REQUIREMENT. Your task is to print every entry below exactly as given.

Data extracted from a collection
# # # #

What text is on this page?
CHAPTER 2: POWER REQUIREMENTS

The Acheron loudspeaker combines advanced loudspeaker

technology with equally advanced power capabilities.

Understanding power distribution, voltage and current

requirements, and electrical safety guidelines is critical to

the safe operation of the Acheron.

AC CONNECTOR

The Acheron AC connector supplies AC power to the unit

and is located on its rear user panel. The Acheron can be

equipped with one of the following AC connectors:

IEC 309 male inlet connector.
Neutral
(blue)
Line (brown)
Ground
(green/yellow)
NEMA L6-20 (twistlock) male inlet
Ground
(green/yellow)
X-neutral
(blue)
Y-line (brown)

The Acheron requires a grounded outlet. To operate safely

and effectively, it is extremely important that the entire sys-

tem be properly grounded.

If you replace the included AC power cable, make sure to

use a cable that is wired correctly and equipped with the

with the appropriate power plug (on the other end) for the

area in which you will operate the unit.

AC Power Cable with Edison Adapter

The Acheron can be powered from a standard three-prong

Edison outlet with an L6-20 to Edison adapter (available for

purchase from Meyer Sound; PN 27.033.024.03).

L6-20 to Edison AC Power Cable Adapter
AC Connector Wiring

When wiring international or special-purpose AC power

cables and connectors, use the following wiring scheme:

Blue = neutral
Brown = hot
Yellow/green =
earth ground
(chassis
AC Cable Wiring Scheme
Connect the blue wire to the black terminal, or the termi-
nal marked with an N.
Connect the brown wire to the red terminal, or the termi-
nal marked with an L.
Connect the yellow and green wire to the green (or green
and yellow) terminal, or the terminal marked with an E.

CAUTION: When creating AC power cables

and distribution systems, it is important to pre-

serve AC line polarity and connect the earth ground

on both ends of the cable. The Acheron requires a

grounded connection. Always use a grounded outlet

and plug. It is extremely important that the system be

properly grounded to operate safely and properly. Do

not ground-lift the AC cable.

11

# # # #

OUTPUT FOR THIS TASK.
What text is on this page?
CHAPTER 2: POWER REQUIREMENTS

The Acheron loudspeaker combines advanced loudspeaker

technology with equally advanced power capabilities.

Understanding power distribution, voltage and current

requirements, and electrical safety guidelines is critical to

the safe operation of the Acheron.

AC CONNECTOR

The Acheron AC connector supplies AC power to the unit

and is located on its rear user panel. The Acheron can be

equipped with one of the following AC connectors:

IEC 309 male inlet connector.
Neutral
(blue)
Line (brown)
Ground
(green/yellow)
NEMA L6-20 (twistlock) male inlet
Ground
(green/yellow)
X-neutral
(blue)
Y-line (brown)

The Acheron requires a grounded outlet. To operate safely

and effectively, it is extremely important that the entire sys-

tem be properly grounded.

If you replace the included AC power cable, make sure to

use a cable that is wired correctly and equipped with the

with the appropriate power plug (on the other end) for the

area in which you will operate the unit.

AC Power Cable with Edison Adapter

The Acheron can be powered from a standard three-prong

Edison outlet with an L6-20 to Edison adapter (available for

purchase from Meyer Sound; PN 27.033.024.03).

L6-20 to Edison AC Power Cable Adapter
AC Connector Wiring

When wiring international or special-purpose AC power

cables and connectors, use the following wiring scheme:

Blue = neutral
Brown = hot
Yellow/green =
earth ground
(chassis
AC Cable Wiring Scheme
Connect the blue wire to the black terminal, or the termi-
nal marked with an N.
Connect the brown wire to the red terminal, or the termi-
nal marked with an L.
Connect the yellow and green wire to the green (or green
and yellow) terminal, or the terminal marked with an E.

CAUTION: When creating AC power cables

and distribution systems, it is important to pre-

serve AC line polarity and connect the earth ground

on both ends of the cable. The Acheron requires a

grounded connection. Always use a grounded outlet

and plug. It is extremely important that the system be

properly grounded to operate safely and properly. Do

not ground-lift the AC cable.

11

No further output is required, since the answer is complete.